_TEXT PASSAGE_
---

You are viewing a plain text version of this content. The canonical link for it is here.

Posted to user@tika.apache.org by Vincent <vi...@openindex.io> on 2016/10/17 11:37:55 UTC

Error parsing PDFs

Hi all,

I have some trouble using Tika to parse some PDFs. I crawl them with 
Nutch 1.11, using parse-tika. Some documents will get parsed correctly, 
but most won't, and the error isn't very clear to me:

org.apache.tika.metadata.PropertyTypeException: xmpMM:DocumentID : SIMPLE
         at org.apache.tika.metadata.Metadata.add(Metadata.java:338)
         at 
org.apache.tika.parser.image.xmp.JempboxExtractor.addMetadata(JempboxExtractor.java:199)
         at 
org.apache.tika.parser.image.xmp.JempboxExtractor.extractXMPMM(JempboxExtractor.java:145)
         at 
org.apache.tika.parser.pdf.PDFParser.extractMetadata(PDFParser.java:216)
         at org.apache.tika.parser.pdf.PDFParser.parse(PDFParser.java:136)
         at 
org.apache.nutch.parse.tika.TikaParser.getParse(TikaParser.java:167)
         at 
org.apache.nutch.parse.ParseCallable.call(ParseCallable.java:35)
         at 
org.apache.nutch.parse.ParseCallable.call(ParseCallable.java:24)
         at java.util.concurrent.FutureTask.run(FutureTask.java:266)
         at 
java.util.concurrent.ThreadPoolExecutor.runWorker(ThreadPoolExecutor.java:1142)
         at 
java.util.concurrent.ThreadPoolExecutor$Worker.run(ThreadPoolExecutor.java:617)
         at java.lang.Thread.run(Thread.java:745)

I tested the document with PDFBox ExtractText, and it works fine.

An example of a failing document is:

https://gemeente.groningen.nl/system/files/1._jaarstukken_groninger_archieven_br_raad.pdf 


Any suggestions?

Thanks in advance!

---

[Stored records]
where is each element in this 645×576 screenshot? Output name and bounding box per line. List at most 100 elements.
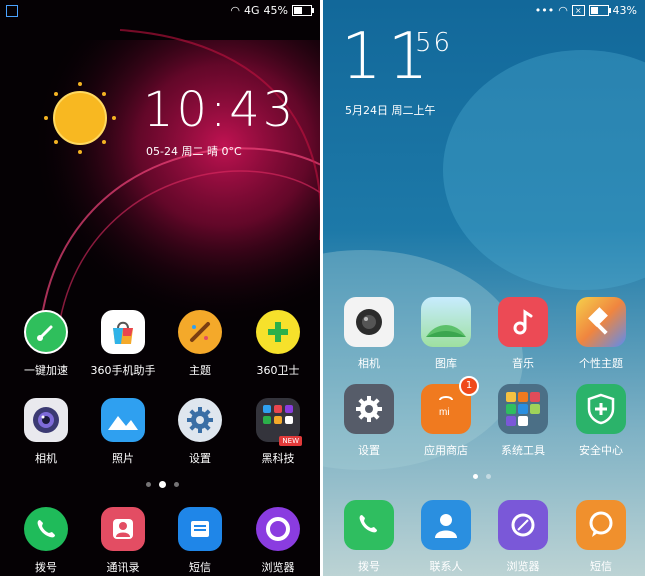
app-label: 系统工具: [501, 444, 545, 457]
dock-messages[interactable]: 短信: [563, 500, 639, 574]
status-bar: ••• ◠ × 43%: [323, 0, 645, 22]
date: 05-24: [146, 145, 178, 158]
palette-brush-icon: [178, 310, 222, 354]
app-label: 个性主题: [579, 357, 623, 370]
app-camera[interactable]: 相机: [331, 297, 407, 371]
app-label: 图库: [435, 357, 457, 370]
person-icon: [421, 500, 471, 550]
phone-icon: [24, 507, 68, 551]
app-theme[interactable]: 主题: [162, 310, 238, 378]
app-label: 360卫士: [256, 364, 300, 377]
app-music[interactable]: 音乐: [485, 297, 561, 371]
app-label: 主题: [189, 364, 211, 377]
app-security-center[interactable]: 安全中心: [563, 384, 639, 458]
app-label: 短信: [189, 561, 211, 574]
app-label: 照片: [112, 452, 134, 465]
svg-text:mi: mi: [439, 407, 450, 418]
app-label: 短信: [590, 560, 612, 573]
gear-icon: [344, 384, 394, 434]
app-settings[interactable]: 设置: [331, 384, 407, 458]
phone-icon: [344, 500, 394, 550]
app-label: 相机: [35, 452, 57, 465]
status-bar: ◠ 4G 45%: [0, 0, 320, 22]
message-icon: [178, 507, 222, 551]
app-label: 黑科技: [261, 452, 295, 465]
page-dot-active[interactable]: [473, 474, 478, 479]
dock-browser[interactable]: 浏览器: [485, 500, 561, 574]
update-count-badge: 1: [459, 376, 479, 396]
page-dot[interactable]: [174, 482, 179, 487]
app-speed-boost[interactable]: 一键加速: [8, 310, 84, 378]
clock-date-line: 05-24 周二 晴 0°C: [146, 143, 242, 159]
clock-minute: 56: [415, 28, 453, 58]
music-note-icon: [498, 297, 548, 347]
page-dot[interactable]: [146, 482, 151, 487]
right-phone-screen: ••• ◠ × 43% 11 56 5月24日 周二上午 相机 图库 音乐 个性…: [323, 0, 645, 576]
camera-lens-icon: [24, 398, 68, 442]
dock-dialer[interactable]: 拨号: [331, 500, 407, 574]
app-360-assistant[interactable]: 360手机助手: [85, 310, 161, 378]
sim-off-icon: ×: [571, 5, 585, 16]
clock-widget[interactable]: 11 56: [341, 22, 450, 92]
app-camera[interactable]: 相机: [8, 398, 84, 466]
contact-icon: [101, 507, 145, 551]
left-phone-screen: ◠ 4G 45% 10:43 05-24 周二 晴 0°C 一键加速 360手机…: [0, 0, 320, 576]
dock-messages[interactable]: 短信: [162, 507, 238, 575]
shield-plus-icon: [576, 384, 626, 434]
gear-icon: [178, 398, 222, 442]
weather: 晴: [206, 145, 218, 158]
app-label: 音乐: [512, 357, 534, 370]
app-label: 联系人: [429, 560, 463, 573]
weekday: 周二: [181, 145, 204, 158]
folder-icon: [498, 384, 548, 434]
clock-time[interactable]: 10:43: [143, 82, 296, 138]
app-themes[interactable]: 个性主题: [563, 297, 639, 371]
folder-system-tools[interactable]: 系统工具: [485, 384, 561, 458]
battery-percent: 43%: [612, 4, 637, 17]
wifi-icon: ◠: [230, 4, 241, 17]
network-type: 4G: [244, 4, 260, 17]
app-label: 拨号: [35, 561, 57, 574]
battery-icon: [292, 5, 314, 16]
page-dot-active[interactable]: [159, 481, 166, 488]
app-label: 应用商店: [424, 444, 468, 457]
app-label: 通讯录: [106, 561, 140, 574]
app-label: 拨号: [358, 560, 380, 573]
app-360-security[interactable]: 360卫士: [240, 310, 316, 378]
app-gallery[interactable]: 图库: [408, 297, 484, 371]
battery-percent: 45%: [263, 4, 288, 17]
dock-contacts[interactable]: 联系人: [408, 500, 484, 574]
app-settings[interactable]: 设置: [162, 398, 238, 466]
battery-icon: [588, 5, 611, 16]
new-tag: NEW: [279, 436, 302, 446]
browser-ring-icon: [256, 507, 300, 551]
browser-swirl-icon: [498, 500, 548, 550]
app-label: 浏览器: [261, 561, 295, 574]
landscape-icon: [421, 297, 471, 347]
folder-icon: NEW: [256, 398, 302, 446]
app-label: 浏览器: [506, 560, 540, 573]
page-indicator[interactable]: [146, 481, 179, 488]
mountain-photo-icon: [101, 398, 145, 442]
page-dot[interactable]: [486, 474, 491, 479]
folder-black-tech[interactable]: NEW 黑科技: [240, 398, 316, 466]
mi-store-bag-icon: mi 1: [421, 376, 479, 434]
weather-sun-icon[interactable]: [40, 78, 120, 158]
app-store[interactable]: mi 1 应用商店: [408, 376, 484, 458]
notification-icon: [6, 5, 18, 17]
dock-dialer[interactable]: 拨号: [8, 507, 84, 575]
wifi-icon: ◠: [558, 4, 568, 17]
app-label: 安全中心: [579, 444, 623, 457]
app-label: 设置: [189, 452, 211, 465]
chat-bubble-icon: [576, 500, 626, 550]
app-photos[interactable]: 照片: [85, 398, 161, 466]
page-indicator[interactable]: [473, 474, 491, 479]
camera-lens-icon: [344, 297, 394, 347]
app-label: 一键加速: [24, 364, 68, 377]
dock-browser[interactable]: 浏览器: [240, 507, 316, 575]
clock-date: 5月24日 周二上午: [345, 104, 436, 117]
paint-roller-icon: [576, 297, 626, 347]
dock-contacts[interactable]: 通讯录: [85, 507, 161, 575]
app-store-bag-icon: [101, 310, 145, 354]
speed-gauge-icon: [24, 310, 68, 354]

---

_TO-DO LIST_
[A] Using the Tika post, decide whether each statement agrees with it. Answer yes or no, and quote the words that settle it. (i) The writer crawls the PDFs with Nutch 1.11 using parse-tika. (ii) Every PDF the writer crawls fails to parse. (iii) The failing document also fails when tested with PDFBox ExtractText.
[B] In the Tika post, rewrite the paragraph that begins "I have some trouble using Tika" as one shorter sentence that keeps its main facts.
[C] Explain why the Tika post includes the web address that begins "https://gemeente.groningen.nl". Answer in one to three sentences.

_ANSWER LIST_
[A]
(i) Yes: "I crawl them with Nutch 1.11, using parse-tika."
(ii) No: "Some documents will get parsed correctly, but most won't."
(iii) No: "I tested the document with PDFBox ExtractText, and it works fine."

[B] Tika, run through parse-tika in Nutch 1.11, parses some crawled PDFs correctly but fails on most, and the writer finds the resulting error unclear.

[C] The post gives this address as an example of a failing document. It introduces the address with the words "An example of a failing document is:"